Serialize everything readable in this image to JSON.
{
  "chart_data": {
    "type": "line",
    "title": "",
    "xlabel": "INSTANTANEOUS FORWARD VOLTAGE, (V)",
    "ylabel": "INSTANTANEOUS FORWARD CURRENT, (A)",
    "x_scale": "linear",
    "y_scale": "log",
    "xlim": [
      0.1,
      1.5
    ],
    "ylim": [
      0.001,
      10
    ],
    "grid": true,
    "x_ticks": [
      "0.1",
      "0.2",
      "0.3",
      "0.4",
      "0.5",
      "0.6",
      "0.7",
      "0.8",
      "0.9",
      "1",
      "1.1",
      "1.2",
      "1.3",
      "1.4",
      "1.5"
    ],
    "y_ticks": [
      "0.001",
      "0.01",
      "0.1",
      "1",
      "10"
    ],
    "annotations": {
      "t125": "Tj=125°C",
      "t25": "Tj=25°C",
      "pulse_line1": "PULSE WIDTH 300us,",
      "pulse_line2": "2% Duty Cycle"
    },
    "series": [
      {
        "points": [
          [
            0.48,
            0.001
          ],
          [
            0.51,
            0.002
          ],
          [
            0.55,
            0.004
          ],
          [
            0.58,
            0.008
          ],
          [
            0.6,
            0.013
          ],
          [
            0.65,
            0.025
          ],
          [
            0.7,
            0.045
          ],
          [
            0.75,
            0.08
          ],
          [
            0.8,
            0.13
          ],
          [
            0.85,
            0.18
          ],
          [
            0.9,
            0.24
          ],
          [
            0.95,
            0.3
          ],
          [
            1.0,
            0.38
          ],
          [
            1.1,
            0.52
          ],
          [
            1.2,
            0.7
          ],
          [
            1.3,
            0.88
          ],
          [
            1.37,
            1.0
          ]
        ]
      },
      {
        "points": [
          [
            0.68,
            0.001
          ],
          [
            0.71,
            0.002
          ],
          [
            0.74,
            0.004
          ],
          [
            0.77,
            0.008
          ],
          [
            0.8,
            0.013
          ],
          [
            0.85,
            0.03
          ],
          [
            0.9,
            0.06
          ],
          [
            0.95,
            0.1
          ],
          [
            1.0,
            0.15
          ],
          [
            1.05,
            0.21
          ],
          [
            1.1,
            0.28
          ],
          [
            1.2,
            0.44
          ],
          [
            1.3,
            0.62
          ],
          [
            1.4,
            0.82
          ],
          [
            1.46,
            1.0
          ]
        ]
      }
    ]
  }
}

Task description » Set every line of the listing down word for word.

Final result »
Serialize everything readable in this image to JSON.
{
  "chart_data": {
    "type": "line",
    "title": "",
    "xlabel": "INSTANTANEOUS FORWARD VOLTAGE, (V)",
    "ylabel": "INSTANTANEOUS FORWARD CURRENT, (A)",
    "x_scale": "linear",
    "y_scale": "log",
    "xlim": [
      0.1,
      1.5
    ],
    "ylim": [
      0.001,
      10
    ],
    "grid": true,
    "x_ticks": [
      "0.1",
      "0.2",
      "0.3",
      "0.4",
      "0.5",
      "0.6",
      "0.7",
      "0.8",
      "0.9",
      "1",
      "1.1",
      "1.2",
      "1.3",
      "1.4",
      "1.5"
    ],
    "y_ticks": [
      "0.001",
      "0.01",
      "0.1",
      "1",
      "10"
    ],
    "annotations": {
      "t125": "Tj=125°C",
      "t25": "Tj=25°C",
      "pulse_line1": "PULSE WIDTH 300us,",
      "pulse_line2": "2% Duty Cycle"
    },
    "series": [
      {
        "points": [
          [
            0.48,
            0.001
          ],
          [
            0.51,
            0.002
          ],
          [
            0.55,
            0.004
          ],
          [
            0.58,
            0.008
          ],
          [
            0.6,
            0.013
          ],
          [
            0.65,
            0.025
          ],
          [
            0.7,
            0.045
          ],
          [
            0.75,
            0.08
          ],
          [
            0.8,
            0.13
          ],
          [
            0.85,
            0.18
          ],
          [
            0.9,
            0.24
          ],
          [
            0.95,
            0.3
          ],
          [
            1.0,
            0.38
          ],
          [
            1.1,
            0.52
          ],
          [
            1.2,
            0.7
          ],
          [
            1.3,
            0.88
          ],
          [
            1.37,
            1.0
          ]
        ]
      },
      {
        "points": [
          [
            0.68,
            0.001
          ],
          [
            0.71,
            0.002
          ],
          [
            0.74,
            0.004
          ],
          [
            0.77,
            0.008
          ],
          [
            0.8,
            0.013
          ],
          [
            0.85,
            0.03
          ],
          [
            0.9,
            0.06
          ],
          [
            0.95,
            0.1
          ],
          [
            1.0,
            0.15
          ],
          [
            1.05,
            0.21
          ],
          [
            1.1,
            0.28
          ],
          [
            1.2,
            0.44
          ],
          [
            1.3,
            0.62
          ],
          [
            1.4,
            0.82
          ],
          [
            1.46,
            1.0
          ]
        ]
      }
    ]
  }
}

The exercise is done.